--- Given records ---

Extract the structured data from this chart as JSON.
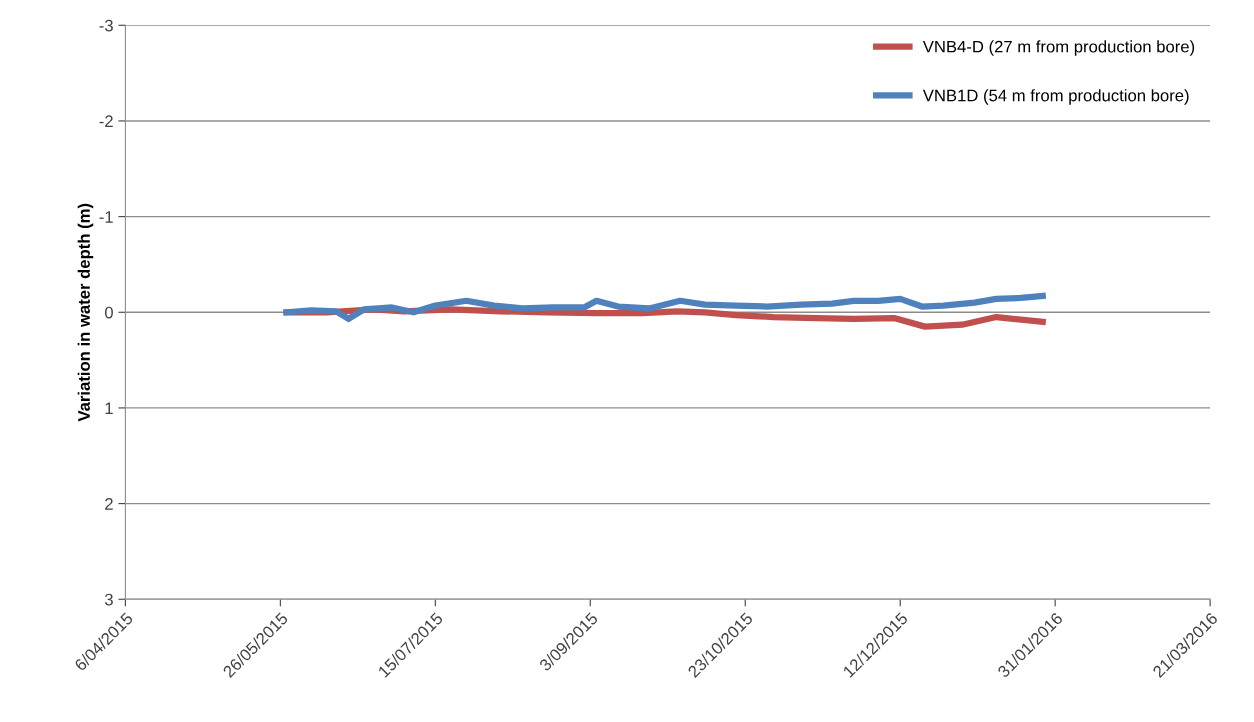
{
  "chart_data": {
    "type": "line",
    "ylabel": "Variation in water depth (m)",
    "ylim": [
      3,
      -3
    ],
    "yticks": [
      -3,
      -2,
      -1,
      0,
      1,
      2,
      3
    ],
    "xlim": [
      "2015-04-06",
      "2016-03-21"
    ],
    "xticks": [
      {
        "value": "2015-04-06",
        "label": "6/04/2015"
      },
      {
        "value": "2015-05-26",
        "label": "26/05/2015"
      },
      {
        "value": "2015-07-15",
        "label": "15/07/2015"
      },
      {
        "value": "2015-09-03",
        "label": "3/09/2015"
      },
      {
        "value": "2015-10-23",
        "label": "23/10/2015"
      },
      {
        "value": "2015-12-12",
        "label": "12/12/2015"
      },
      {
        "value": "2016-01-31",
        "label": "31/01/2016"
      },
      {
        "value": "2016-03-21",
        "label": "21/03/2016"
      }
    ],
    "grid": "y",
    "legend": "top right",
    "line_style": "solid",
    "marker": "none",
    "series": [
      {
        "name": "VNB4-D (27 m from production bore)",
        "color": "#c0504d",
        "x": [
          "2015-05-28",
          "2015-06-10",
          "2015-06-25",
          "2015-07-05",
          "2015-07-20",
          "2015-08-05",
          "2015-08-20",
          "2015-09-05",
          "2015-09-20",
          "2015-10-01",
          "2015-10-10",
          "2015-10-20",
          "2015-11-01",
          "2015-11-15",
          "2015-11-27",
          "2015-12-10",
          "2015-12-20",
          "2016-01-01",
          "2016-01-12",
          "2016-01-27"
        ],
        "values": [
          0,
          0,
          -0.03,
          -0.01,
          -0.03,
          -0.01,
          0,
          0.01,
          0.01,
          -0.01,
          0,
          0.03,
          0.05,
          0.06,
          0.07,
          0.06,
          0.15,
          0.13,
          0.05,
          0.1
        ]
      },
      {
        "name": "VNB1D (54 m from production bore)",
        "color": "#4f81bd",
        "x": [
          "2015-05-28",
          "2015-06-05",
          "2015-06-13",
          "2015-06-17",
          "2015-06-22",
          "2015-07-01",
          "2015-07-08",
          "2015-07-15",
          "2015-07-25",
          "2015-08-03",
          "2015-08-12",
          "2015-08-22",
          "2015-09-01",
          "2015-09-05",
          "2015-09-12",
          "2015-09-22",
          "2015-10-02",
          "2015-10-10",
          "2015-10-20",
          "2015-10-30",
          "2015-11-10",
          "2015-11-20",
          "2015-11-27",
          "2015-12-05",
          "2015-12-12",
          "2015-12-19",
          "2015-12-26",
          "2016-01-05",
          "2016-01-12",
          "2016-01-20",
          "2016-01-27"
        ],
        "values": [
          0,
          -0.02,
          -0.01,
          0.07,
          -0.03,
          -0.05,
          0,
          -0.07,
          -0.12,
          -0.07,
          -0.04,
          -0.05,
          -0.05,
          -0.12,
          -0.06,
          -0.04,
          -0.12,
          -0.08,
          -0.07,
          -0.06,
          -0.08,
          -0.09,
          -0.12,
          -0.12,
          -0.14,
          -0.06,
          -0.07,
          -0.1,
          -0.14,
          -0.15,
          -0.17
        ]
      }
    ]
  }
}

---

[Task description]:
Go through the material line by line. Show each line that contains the string "production".

[Exercise output]:
        "name": "VNB4-D (27 m from production bore)",
        "name": "VNB1D (54 m from production bore)",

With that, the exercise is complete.